DESCRIPTION OF THE TASK
Copy out all the entries word for word.

═════ PROVIDED INFORMATION ═════

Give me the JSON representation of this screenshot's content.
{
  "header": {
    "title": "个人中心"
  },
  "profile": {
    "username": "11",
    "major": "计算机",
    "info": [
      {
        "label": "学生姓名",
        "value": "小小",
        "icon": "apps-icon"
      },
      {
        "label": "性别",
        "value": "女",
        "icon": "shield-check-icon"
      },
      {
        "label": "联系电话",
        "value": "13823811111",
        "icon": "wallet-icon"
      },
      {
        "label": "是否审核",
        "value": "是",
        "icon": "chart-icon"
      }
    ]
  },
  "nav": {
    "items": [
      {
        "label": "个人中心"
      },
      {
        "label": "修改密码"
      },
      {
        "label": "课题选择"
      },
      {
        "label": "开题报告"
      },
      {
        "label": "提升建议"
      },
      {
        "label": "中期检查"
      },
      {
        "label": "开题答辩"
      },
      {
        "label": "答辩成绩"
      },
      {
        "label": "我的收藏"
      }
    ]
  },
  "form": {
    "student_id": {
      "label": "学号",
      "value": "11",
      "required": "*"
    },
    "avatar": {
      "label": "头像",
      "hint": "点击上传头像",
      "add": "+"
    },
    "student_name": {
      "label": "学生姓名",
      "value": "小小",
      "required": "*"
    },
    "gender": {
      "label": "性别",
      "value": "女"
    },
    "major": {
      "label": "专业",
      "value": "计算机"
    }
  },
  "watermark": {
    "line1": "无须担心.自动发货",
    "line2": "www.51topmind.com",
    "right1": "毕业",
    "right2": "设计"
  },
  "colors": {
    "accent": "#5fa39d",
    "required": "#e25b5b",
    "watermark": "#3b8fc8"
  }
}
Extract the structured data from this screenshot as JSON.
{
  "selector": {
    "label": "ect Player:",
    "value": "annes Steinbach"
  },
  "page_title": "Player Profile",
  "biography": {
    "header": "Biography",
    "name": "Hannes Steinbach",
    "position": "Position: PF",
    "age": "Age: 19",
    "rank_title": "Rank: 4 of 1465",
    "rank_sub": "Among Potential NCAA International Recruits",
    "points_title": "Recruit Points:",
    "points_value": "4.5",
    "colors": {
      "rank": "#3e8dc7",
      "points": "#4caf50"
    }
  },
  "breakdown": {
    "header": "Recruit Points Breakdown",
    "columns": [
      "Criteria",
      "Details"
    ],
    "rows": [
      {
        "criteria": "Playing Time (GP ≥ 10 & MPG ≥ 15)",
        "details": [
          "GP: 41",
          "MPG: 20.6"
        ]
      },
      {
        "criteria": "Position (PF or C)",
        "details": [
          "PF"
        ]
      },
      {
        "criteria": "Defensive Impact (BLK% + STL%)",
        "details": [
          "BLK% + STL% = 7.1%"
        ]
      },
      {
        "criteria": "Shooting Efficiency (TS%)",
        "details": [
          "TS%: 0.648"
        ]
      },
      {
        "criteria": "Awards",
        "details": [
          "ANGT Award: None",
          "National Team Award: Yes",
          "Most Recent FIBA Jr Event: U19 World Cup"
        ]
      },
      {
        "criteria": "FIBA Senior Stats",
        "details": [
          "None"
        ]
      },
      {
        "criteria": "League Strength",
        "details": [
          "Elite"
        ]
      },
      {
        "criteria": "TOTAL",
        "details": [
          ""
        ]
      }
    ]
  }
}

═════

WORKED SOLUTION
Give me the JSON representation of this screenshot's content.
{
  "header": {
    "title": "个人中心"
  },
  "profile": {
    "username": "11",
    "major": "计算机",
    "info": [
      {
        "label": "学生姓名",
        "value": "小小",
        "icon": "apps-icon"
      },
      {
        "label": "性别",
        "value": "女",
        "icon": "shield-check-icon"
      },
      {
        "label": "联系电话",
        "value": "13823811111",
        "icon": "wallet-icon"
      },
      {
        "label": "是否审核",
        "value": "是",
        "icon": "chart-icon"
      }
    ]
  },
  "nav": {
    "items": [
      {
        "label": "个人中心"
      },
      {
        "label": "修改密码"
      },
      {
        "label": "课题选择"
      },
      {
        "label": "开题报告"
      },
      {
        "label": "提升建议"
      },
      {
        "label": "中期检查"
      },
      {
        "label": "开题答辩"
      },
      {
        "label": "答辩成绩"
      },
      {
        "label": "我的收藏"
      }
    ]
  },
  "form": {
    "student_id": {
      "label": "学号",
      "value": "11",
      "required": "*"
    },
    "avatar": {
      "label": "头像",
      "hint": "点击上传头像",
      "add": "+"
    },
    "student_name": {
      "label": "学生姓名",
      "value": "小小",
      "required": "*"
    },
    "gender": {
      "label": "性别",
      "value": "女"
    },
    "major": {
      "label": "专业",
      "value": "计算机"
    }
  },
  "watermark": {
    "line1": "无须担心.自动发货",
    "line2": "www.51topmind.com",
    "right1": "毕业",
    "right2": "设计"
  },
  "colors": {
    "accent": "#5fa39d",
    "required": "#e25b5b",
    "watermark": "#3b8fc8"
  }
}
Extract the structured data from this screenshot as JSON.
{
  "selector": {
    "label": "ect Player:",
    "value": "annes Steinbach"
  },
  "page_title": "Player Profile",
  "biography": {
    "header": "Biography",
    "name": "Hannes Steinbach",
    "position": "Position: PF",
    "age": "Age: 19",
    "rank_title": "Rank: 4 of 1465",
    "rank_sub": "Among Potential NCAA International Recruits",
    "points_title": "Recruit Points:",
    "points_value": "4.5",
    "colors": {
      "rank": "#3e8dc7",
      "points": "#4caf50"
    }
  },
  "breakdown": {
    "header": "Recruit Points Breakdown",
    "columns": [
      "Criteria",
      "Details"
    ],
    "rows": [
      {
        "criteria": "Playing Time (GP ≥ 10 & MPG ≥ 15)",
        "details": [
          "GP: 41",
          "MPG: 20.6"
        ]
      },
      {
        "criteria": "Position (PF or C)",
        "details": [
          "PF"
        ]
      },
      {
        "criteria": "Defensive Impact (BLK% + STL%)",
        "details": [
          "BLK% + STL% = 7.1%"
        ]
      },
      {
        "criteria": "Shooting Efficiency (TS%)",
        "details": [
          "TS%: 0.648"
        ]
      },
      {
        "criteria": "Awards",
        "details": [
          "ANGT Award: None",
          "National Team Award: Yes",
          "Most Recent FIBA Jr Event: U19 World Cup"
        ]
      },
      {
        "criteria": "FIBA Senior Stats",
        "details": [
          "None"
        ]
      },
      {
        "criteria": "League Strength",
        "details": [
          "Elite"
        ]
      },
      {
        "criteria": "TOTAL",
        "details": [
          ""
        ]
      }
    ]
  }
}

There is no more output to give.